[Figure dataset records]
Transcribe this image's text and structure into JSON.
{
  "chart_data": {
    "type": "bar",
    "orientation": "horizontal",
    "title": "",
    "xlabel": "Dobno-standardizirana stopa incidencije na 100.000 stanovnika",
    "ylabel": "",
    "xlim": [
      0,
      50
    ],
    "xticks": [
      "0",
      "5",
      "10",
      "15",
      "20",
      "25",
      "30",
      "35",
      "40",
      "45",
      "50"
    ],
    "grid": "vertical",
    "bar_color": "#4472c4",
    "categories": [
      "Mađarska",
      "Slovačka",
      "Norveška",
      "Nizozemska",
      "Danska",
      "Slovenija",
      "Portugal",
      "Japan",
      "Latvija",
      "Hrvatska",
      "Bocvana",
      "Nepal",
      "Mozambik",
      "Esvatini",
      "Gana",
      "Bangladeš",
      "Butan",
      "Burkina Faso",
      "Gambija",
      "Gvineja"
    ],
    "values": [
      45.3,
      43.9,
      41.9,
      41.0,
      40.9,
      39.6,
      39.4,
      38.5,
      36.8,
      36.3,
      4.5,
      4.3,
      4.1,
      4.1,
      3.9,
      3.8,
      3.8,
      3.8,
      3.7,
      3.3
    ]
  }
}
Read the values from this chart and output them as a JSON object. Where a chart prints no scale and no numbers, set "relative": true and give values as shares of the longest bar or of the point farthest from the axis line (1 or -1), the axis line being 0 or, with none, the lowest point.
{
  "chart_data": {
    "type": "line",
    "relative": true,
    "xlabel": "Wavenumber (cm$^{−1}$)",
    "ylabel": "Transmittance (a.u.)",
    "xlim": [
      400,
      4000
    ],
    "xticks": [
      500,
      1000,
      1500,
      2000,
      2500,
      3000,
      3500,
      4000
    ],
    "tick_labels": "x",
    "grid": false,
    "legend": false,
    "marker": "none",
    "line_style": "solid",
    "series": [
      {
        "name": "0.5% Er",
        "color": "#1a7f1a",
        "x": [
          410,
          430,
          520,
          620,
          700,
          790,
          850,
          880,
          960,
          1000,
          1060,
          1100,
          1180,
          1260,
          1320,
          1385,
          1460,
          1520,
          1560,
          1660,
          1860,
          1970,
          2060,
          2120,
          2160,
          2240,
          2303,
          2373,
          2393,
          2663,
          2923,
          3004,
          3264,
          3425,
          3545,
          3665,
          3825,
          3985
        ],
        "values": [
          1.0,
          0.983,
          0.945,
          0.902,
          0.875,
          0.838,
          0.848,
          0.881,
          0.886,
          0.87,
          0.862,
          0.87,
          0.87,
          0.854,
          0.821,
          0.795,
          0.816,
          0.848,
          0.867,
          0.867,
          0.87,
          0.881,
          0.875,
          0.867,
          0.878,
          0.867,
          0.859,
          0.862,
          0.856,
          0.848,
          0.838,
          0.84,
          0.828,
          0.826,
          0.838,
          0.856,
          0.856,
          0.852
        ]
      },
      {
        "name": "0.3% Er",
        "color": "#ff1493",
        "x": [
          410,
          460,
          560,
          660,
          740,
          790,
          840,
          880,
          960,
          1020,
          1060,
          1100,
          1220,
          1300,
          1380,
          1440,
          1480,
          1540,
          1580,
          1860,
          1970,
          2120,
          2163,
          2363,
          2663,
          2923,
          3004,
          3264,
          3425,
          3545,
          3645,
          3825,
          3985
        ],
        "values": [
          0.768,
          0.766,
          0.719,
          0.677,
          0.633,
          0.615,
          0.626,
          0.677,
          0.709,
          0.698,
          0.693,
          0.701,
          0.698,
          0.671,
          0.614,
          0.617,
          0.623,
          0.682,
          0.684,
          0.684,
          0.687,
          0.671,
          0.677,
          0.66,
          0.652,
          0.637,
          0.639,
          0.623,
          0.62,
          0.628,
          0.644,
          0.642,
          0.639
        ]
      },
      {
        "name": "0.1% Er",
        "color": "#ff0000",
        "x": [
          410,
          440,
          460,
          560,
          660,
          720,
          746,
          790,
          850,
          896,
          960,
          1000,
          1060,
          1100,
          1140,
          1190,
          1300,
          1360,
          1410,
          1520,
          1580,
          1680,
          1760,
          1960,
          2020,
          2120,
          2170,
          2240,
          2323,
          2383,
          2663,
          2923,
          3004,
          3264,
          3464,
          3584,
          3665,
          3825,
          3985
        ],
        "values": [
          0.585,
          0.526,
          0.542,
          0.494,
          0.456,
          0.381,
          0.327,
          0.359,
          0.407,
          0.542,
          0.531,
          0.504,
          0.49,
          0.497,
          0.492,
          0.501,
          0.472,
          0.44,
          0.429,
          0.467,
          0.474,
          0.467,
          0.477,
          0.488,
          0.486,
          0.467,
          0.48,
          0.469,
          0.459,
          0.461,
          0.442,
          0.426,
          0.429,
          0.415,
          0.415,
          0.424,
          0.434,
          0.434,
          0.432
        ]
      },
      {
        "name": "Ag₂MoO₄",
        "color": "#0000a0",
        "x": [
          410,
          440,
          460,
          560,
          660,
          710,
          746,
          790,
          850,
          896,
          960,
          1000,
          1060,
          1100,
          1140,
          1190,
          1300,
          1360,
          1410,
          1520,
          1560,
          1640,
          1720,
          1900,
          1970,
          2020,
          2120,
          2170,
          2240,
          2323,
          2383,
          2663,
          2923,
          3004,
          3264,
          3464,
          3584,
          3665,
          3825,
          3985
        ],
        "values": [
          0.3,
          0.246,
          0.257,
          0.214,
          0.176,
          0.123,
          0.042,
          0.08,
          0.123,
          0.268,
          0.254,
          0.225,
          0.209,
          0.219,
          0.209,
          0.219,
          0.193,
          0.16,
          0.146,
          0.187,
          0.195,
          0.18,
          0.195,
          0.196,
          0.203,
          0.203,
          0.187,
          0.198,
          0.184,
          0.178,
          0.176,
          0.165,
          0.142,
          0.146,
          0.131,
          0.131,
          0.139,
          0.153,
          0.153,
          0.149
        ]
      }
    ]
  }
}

● **WHAT IS NEEDED**: List the lines of the material in which the word "JSON" occurs.

● **FULL RESPONSE**:
Transcribe this image's text and structure into JSON.
Read the values from this chart and output them as a JSON object. Where a chart prints no scale and no numbers, set "relative": true and give values as shares of the longest bar or of the point farthest from the axis line (1 or -1), the axis line being 0 or, with none, the lowest point.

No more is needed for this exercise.